BEGIN Provided material

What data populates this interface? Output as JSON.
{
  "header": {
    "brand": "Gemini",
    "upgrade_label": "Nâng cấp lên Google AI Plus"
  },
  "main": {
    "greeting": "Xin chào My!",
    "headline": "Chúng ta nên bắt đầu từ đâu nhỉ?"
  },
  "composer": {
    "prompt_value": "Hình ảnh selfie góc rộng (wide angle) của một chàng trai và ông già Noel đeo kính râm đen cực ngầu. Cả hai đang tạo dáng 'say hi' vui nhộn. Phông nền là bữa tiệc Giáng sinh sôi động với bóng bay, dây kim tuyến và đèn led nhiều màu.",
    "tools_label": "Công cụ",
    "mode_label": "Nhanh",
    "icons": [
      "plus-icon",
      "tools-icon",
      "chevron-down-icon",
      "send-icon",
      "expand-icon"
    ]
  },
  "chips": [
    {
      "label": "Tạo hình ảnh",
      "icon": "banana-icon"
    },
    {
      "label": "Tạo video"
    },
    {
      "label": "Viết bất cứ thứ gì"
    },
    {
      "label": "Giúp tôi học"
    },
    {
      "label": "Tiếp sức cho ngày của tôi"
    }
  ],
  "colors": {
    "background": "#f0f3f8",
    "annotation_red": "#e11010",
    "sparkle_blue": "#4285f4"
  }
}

END Provided material

**Task instructions**. Retype the material above, line by line, exactly.

**Answer below**.
What data populates this interface? Output as JSON.
{
  "header": {
    "brand": "Gemini",
    "upgrade_label": "Nâng cấp lên Google AI Plus"
  },
  "main": {
    "greeting": "Xin chào My!",
    "headline": "Chúng ta nên bắt đầu từ đâu nhỉ?"
  },
  "composer": {
    "prompt_value": "Hình ảnh selfie góc rộng (wide angle) của một chàng trai và ông già Noel đeo kính râm đen cực ngầu. Cả hai đang tạo dáng 'say hi' vui nhộn. Phông nền là bữa tiệc Giáng sinh sôi động với bóng bay, dây kim tuyến và đèn led nhiều màu.",
    "tools_label": "Công cụ",
    "mode_label": "Nhanh",
    "icons": [
      "plus-icon",
      "tools-icon",
      "chevron-down-icon",
      "send-icon",
      "expand-icon"
    ]
  },
  "chips": [
    {
      "label": "Tạo hình ảnh",
      "icon": "banana-icon"
    },
    {
      "label": "Tạo video"
    },
    {
      "label": "Viết bất cứ thứ gì"
    },
    {
      "label": "Giúp tôi học"
    },
    {
      "label": "Tiếp sức cho ngày của tôi"
    }
  ],
  "colors": {
    "background": "#f0f3f8",
    "annotation_red": "#e11010",
    "sparkle_blue": "#4285f4"
  }
}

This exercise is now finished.